start RECORDS FOR THE TASK

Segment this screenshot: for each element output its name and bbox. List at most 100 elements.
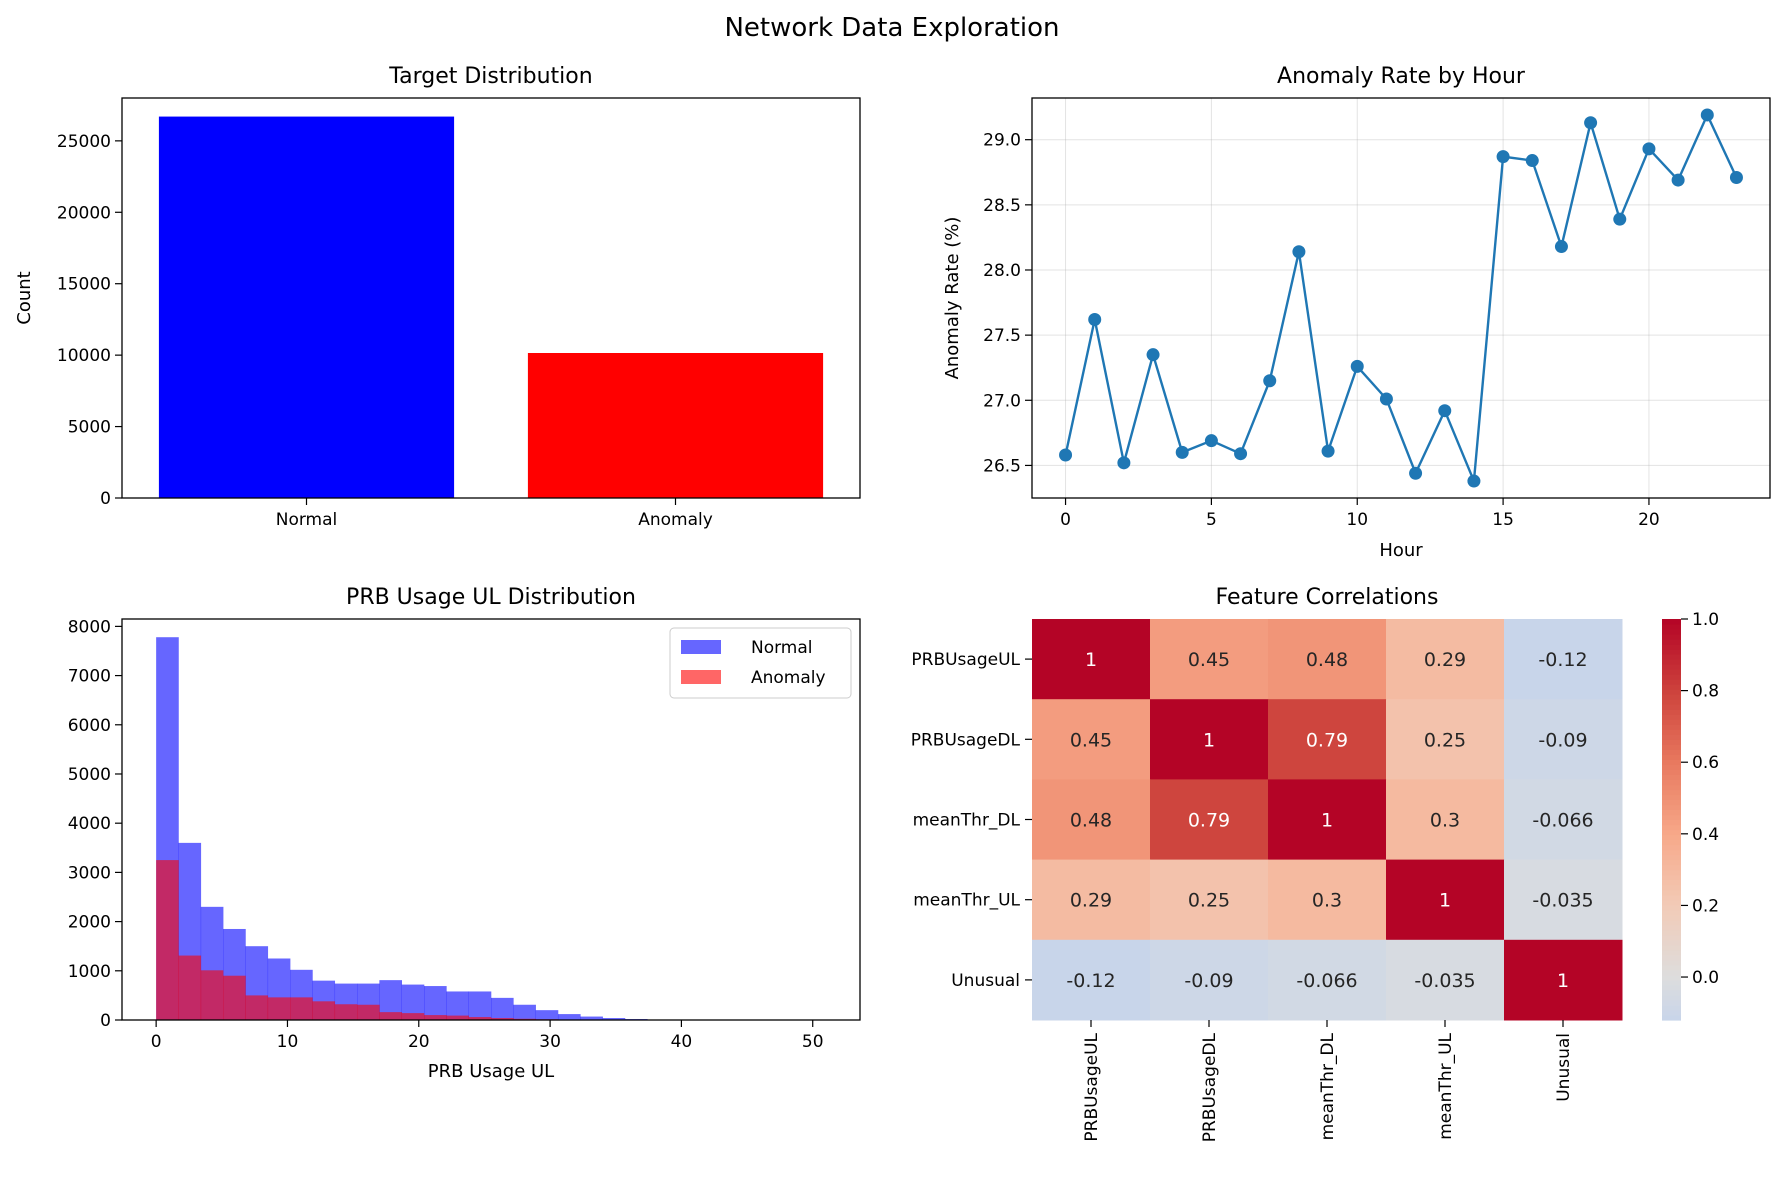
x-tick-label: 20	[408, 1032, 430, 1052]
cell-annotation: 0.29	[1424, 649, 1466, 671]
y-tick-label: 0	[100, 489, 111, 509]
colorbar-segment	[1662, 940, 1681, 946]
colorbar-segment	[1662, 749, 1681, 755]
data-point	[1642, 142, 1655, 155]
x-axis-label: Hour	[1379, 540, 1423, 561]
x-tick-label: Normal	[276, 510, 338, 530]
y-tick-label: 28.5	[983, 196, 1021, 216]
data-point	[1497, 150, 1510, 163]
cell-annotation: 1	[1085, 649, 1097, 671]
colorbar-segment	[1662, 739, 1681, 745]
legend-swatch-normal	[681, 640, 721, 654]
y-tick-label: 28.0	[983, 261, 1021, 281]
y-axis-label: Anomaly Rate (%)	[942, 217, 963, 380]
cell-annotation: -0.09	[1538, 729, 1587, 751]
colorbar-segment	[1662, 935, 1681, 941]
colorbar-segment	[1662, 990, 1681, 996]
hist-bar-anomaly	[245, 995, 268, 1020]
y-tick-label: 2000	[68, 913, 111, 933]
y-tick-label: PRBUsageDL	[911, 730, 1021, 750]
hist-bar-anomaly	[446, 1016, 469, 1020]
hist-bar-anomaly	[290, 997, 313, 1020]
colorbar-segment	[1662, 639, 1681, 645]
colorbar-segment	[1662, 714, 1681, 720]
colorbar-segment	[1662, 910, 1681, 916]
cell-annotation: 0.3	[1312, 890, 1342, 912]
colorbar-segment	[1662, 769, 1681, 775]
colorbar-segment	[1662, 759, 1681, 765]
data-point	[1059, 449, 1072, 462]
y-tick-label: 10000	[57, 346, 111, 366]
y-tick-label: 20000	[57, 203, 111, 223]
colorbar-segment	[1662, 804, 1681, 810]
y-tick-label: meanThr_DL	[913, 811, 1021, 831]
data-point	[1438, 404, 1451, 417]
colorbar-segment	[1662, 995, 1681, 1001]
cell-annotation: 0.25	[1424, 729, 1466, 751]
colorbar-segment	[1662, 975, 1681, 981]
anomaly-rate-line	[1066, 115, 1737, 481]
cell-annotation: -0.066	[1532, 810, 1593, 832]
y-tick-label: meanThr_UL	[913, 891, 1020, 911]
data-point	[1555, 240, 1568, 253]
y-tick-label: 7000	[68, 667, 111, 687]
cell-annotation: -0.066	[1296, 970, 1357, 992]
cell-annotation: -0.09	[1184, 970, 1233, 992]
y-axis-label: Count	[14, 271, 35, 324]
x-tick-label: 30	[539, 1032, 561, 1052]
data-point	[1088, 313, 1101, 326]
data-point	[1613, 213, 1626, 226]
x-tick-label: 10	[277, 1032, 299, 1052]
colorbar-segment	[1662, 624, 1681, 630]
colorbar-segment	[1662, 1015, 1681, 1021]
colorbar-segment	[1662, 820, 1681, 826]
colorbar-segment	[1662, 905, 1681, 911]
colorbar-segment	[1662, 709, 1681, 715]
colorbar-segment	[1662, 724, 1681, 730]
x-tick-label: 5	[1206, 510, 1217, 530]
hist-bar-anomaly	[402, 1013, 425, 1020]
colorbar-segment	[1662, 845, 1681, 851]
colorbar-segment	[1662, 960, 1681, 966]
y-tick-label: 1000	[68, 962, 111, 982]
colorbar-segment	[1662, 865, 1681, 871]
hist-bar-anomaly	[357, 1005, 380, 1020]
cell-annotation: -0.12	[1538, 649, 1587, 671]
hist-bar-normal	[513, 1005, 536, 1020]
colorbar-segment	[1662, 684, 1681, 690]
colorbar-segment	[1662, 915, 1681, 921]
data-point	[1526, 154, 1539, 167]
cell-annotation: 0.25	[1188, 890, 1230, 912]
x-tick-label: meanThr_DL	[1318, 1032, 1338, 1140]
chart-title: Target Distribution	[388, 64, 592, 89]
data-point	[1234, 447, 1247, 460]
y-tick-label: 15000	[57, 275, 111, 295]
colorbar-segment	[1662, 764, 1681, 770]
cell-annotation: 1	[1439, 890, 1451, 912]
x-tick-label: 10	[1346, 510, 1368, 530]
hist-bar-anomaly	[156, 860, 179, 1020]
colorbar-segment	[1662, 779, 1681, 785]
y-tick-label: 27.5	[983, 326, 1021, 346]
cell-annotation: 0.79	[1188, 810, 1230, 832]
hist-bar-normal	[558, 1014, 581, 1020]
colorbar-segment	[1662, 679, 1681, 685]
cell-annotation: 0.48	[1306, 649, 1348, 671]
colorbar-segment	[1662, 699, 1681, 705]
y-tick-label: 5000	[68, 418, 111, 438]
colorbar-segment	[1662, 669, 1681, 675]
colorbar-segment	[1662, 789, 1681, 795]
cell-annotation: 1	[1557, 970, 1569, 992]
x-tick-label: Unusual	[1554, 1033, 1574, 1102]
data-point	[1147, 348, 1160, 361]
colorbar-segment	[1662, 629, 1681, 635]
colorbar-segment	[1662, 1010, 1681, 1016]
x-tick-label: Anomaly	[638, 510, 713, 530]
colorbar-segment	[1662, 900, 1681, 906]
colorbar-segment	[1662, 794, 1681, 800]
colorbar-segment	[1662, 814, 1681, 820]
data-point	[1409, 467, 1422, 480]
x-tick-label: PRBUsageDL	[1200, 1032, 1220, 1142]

end RECORDS FOR THE TASK

Transcribe the lines starting at the one containing "1032, 430, 1052]" and ending at the one containing "970, 1357, 992]", including both.

COMPLETE ANSWER:
x-tick-label: 20	[408, 1032, 430, 1052]
cell-annotation: 0.29	[1424, 649, 1466, 671]
y-tick-label: 0	[100, 489, 111, 509]
colorbar-segment	[1662, 940, 1681, 946]
colorbar-segment	[1662, 749, 1681, 755]
data-point	[1642, 142, 1655, 155]
x-axis-label: Hour	[1379, 540, 1423, 561]
x-tick-label: Normal	[276, 510, 338, 530]
y-tick-label: 28.5	[983, 196, 1021, 216]
data-point	[1497, 150, 1510, 163]
cell-annotation: 1	[1085, 649, 1097, 671]
colorbar-segment	[1662, 739, 1681, 745]
legend-swatch-normal	[681, 640, 721, 654]
y-tick-label: 28.0	[983, 261, 1021, 281]
y-axis-label: Anomaly Rate (%)	[942, 217, 963, 380]
cell-annotation: -0.09	[1538, 729, 1587, 751]
colorbar-segment	[1662, 935, 1681, 941]
colorbar-segment	[1662, 990, 1681, 996]
hist-bar-anomaly	[245, 995, 268, 1020]
y-tick-label: 2000	[68, 913, 111, 933]
y-tick-label: PRBUsageDL	[911, 730, 1021, 750]
hist-bar-anomaly	[446, 1016, 469, 1020]
hist-bar-anomaly	[290, 997, 313, 1020]
colorbar-segment	[1662, 639, 1681, 645]
colorbar-segment	[1662, 714, 1681, 720]
colorbar-segment	[1662, 910, 1681, 916]
cell-annotation: 0.3	[1312, 890, 1342, 912]
colorbar-segment	[1662, 769, 1681, 775]
colorbar-segment	[1662, 759, 1681, 765]
data-point	[1059, 449, 1072, 462]
y-tick-label: 10000	[57, 346, 111, 366]
y-tick-label: 20000	[57, 203, 111, 223]
colorbar-segment	[1662, 804, 1681, 810]
y-tick-label: meanThr_DL	[913, 811, 1021, 831]
data-point	[1438, 404, 1451, 417]
colorbar-segment	[1662, 995, 1681, 1001]
cell-annotation: 0.25	[1424, 729, 1466, 751]
colorbar-segment	[1662, 975, 1681, 981]
anomaly-rate-line	[1066, 115, 1737, 481]
cell-annotation: -0.066	[1532, 810, 1593, 832]
y-tick-label: meanThr_UL	[913, 891, 1020, 911]
data-point	[1555, 240, 1568, 253]
y-tick-label: 7000	[68, 667, 111, 687]
cell-annotation: -0.066	[1296, 970, 1357, 992]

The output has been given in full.